* REQUEST *
Copy the data that follows, character for character, minus the pictures.

Dataset excerpt
════
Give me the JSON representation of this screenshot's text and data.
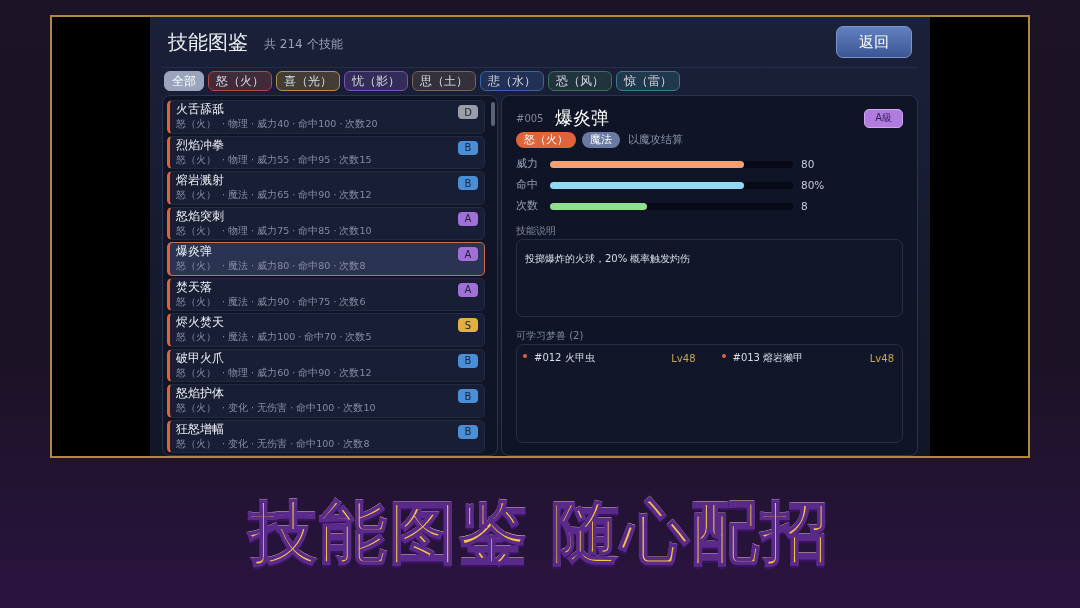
{
  "header": {
    "title": "技能图鉴",
    "count": "共 214 个技能",
    "back_button": "返回"
  },
  "tabs": [
    {
      "label": "全部",
      "selected": true,
      "color": "#9aa4bc"
    },
    {
      "label": "怒（火）",
      "selected": false,
      "color": "#b04a42"
    },
    {
      "label": "喜（光）",
      "selected": false,
      "color": "#b8923a"
    },
    {
      "label": "忧（影）",
      "selected": false,
      "color": "#7a52b8"
    },
    {
      "label": "思（土）",
      "selected": false,
      "color": "#806250"
    },
    {
      "label": "悲（水）",
      "selected": false,
      "color": "#3a62a8"
    },
    {
      "label": "恐（风）",
      "selected": false,
      "color": "#3a7258"
    },
    {
      "label": "惊（雷）",
      "selected": false,
      "color": "#3a7c8c"
    }
  ],
  "skills": [
    {
      "name": "火舌舔舐",
      "meta": "怒（火）  · 物理 · 威力40 · 命中100 · 次数20",
      "grade": "D",
      "color": "#9a9ea8",
      "selected": false
    },
    {
      "name": "烈焰冲拳",
      "meta": "怒（火）  · 物理 · 威力55 · 命中95 · 次数15",
      "grade": "B",
      "color": "#4a8ed6",
      "selected": false
    },
    {
      "name": "熔岩溅射",
      "meta": "怒（火）  · 魔法 · 威力65 · 命中90 · 次数12",
      "grade": "B",
      "color": "#4a8ed6",
      "selected": false
    },
    {
      "name": "怒焰突刺",
      "meta": "怒（火）  · 物理 · 威力75 · 命中85 · 次数10",
      "grade": "A",
      "color": "#a070d8",
      "selected": false
    },
    {
      "name": "爆炎弹",
      "meta": "怒（火）  · 魔法 · 威力80 · 命中80 · 次数8",
      "grade": "A",
      "color": "#a070d8",
      "selected": true
    },
    {
      "name": "焚天落",
      "meta": "怒（火）  · 魔法 · 威力90 · 命中75 · 次数6",
      "grade": "A",
      "color": "#a070d8",
      "selected": false
    },
    {
      "name": "烬火焚天",
      "meta": "怒（火）  · 魔法 · 威力100 · 命中70 · 次数5",
      "grade": "S",
      "color": "#e0b040",
      "selected": false
    },
    {
      "name": "破甲火爪",
      "meta": "怒（火）  · 物理 · 威力60 · 命中90 · 次数12",
      "grade": "B",
      "color": "#4a8ed6",
      "selected": false
    },
    {
      "name": "怒焰护体",
      "meta": "怒（火）  · 变化 · 无伤害 · 命中100 · 次数10",
      "grade": "B",
      "color": "#4a8ed6",
      "selected": false
    },
    {
      "name": "狂怒增幅",
      "meta": "怒（火）  · 变化 · 无伤害 · 命中100 · 次数8",
      "grade": "B",
      "color": "#4a8ed6",
      "selected": false
    }
  ],
  "detail": {
    "number": "#005",
    "name": "爆炎弹",
    "grade": "A級",
    "tags": [
      {
        "label": "怒（火）",
        "color": "#e0643a"
      },
      {
        "label": "魔法",
        "color": "#6a7aa0"
      }
    ],
    "note": "以魔攻结算",
    "stats": [
      {
        "label": "威力",
        "level": 0.8,
        "value": "80",
        "color": "#f4a070"
      },
      {
        "label": "命中",
        "level": 0.8,
        "value": "80%",
        "color": "#90d8f4"
      },
      {
        "label": "次数",
        "level": 0.4,
        "value": "8",
        "color": "#90e090"
      }
    ],
    "description_label": "技能说明",
    "description": "投掷爆炸的火球，20% 概率触发灼伤",
    "learners_label": "可学习梦兽 (2)",
    "learners": [
      {
        "name": "#012 火甲虫",
        "level": "Lv48",
        "color": "#e0643a"
      },
      {
        "name": "#013 熔岩獭甲",
        "level": "Lv48",
        "color": "#e0643a"
      }
    ]
  },
  "banner": [
    "技能图鉴",
    "随心配招"
  ]
}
════
* SOLUTION FOR THIS EXERCISE *
Give me the JSON representation of this screenshot's text and data.
{
  "header": {
    "title": "技能图鉴",
    "count": "共 214 个技能",
    "back_button": "返回"
  },
  "tabs": [
    {
      "label": "全部",
      "selected": true,
      "color": "#9aa4bc"
    },
    {
      "label": "怒（火）",
      "selected": false,
      "color": "#b04a42"
    },
    {
      "label": "喜（光）",
      "selected": false,
      "color": "#b8923a"
    },
    {
      "label": "忧（影）",
      "selected": false,
      "color": "#7a52b8"
    },
    {
      "label": "思（土）",
      "selected": false,
      "color": "#806250"
    },
    {
      "label": "悲（水）",
      "selected": false,
      "color": "#3a62a8"
    },
    {
      "label": "恐（风）",
      "selected": false,
      "color": "#3a7258"
    },
    {
      "label": "惊（雷）",
      "selected": false,
      "color": "#3a7c8c"
    }
  ],
  "skills": [
    {
      "name": "火舌舔舐",
      "meta": "怒（火）  · 物理 · 威力40 · 命中100 · 次数20",
      "grade": "D",
      "color": "#9a9ea8",
      "selected": false
    },
    {
      "name": "烈焰冲拳",
      "meta": "怒（火）  · 物理 · 威力55 · 命中95 · 次数15",
      "grade": "B",
      "color": "#4a8ed6",
      "selected": false
    },
    {
      "name": "熔岩溅射",
      "meta": "怒（火）  · 魔法 · 威力65 · 命中90 · 次数12",
      "grade": "B",
      "color": "#4a8ed6",
      "selected": false
    },
    {
      "name": "怒焰突刺",
      "meta": "怒（火）  · 物理 · 威力75 · 命中85 · 次数10",
      "grade": "A",
      "color": "#a070d8",
      "selected": false
    },
    {
      "name": "爆炎弹",
      "meta": "怒（火）  · 魔法 · 威力80 · 命中80 · 次数8",
      "grade": "A",
      "color": "#a070d8",
      "selected": true
    },
    {
      "name": "焚天落",
      "meta": "怒（火）  · 魔法 · 威力90 · 命中75 · 次数6",
      "grade": "A",
      "color": "#a070d8",
      "selected": false
    },
    {
      "name": "烬火焚天",
      "meta": "怒（火）  · 魔法 · 威力100 · 命中70 · 次数5",
      "grade": "S",
      "color": "#e0b040",
      "selected": false
    },
    {
      "name": "破甲火爪",
      "meta": "怒（火）  · 物理 · 威力60 · 命中90 · 次数12",
      "grade": "B",
      "color": "#4a8ed6",
      "selected": false
    },
    {
      "name": "怒焰护体",
      "meta": "怒（火）  · 变化 · 无伤害 · 命中100 · 次数10",
      "grade": "B",
      "color": "#4a8ed6",
      "selected": false
    },
    {
      "name": "狂怒增幅",
      "meta": "怒（火）  · 变化 · 无伤害 · 命中100 · 次数8",
      "grade": "B",
      "color": "#4a8ed6",
      "selected": false
    }
  ],
  "detail": {
    "number": "#005",
    "name": "爆炎弹",
    "grade": "A級",
    "tags": [
      {
        "label": "怒（火）",
        "color": "#e0643a"
      },
      {
        "label": "魔法",
        "color": "#6a7aa0"
      }
    ],
    "note": "以魔攻结算",
    "stats": [
      {
        "label": "威力",
        "level": 0.8,
        "value": "80",
        "color": "#f4a070"
      },
      {
        "label": "命中",
        "level": 0.8,
        "value": "80%",
        "color": "#90d8f4"
      },
      {
        "label": "次数",
        "level": 0.4,
        "value": "8",
        "color": "#90e090"
      }
    ],
    "description_label": "技能说明",
    "description": "投掷爆炸的火球，20% 概率触发灼伤",
    "learners_label": "可学习梦兽 (2)",
    "learners": [
      {
        "name": "#012 火甲虫",
        "level": "Lv48",
        "color": "#e0643a"
      },
      {
        "name": "#013 熔岩獭甲",
        "level": "Lv48",
        "color": "#e0643a"
      }
    ]
  },
  "banner": [
    "技能图鉴",
    "随心配招"
  ]
}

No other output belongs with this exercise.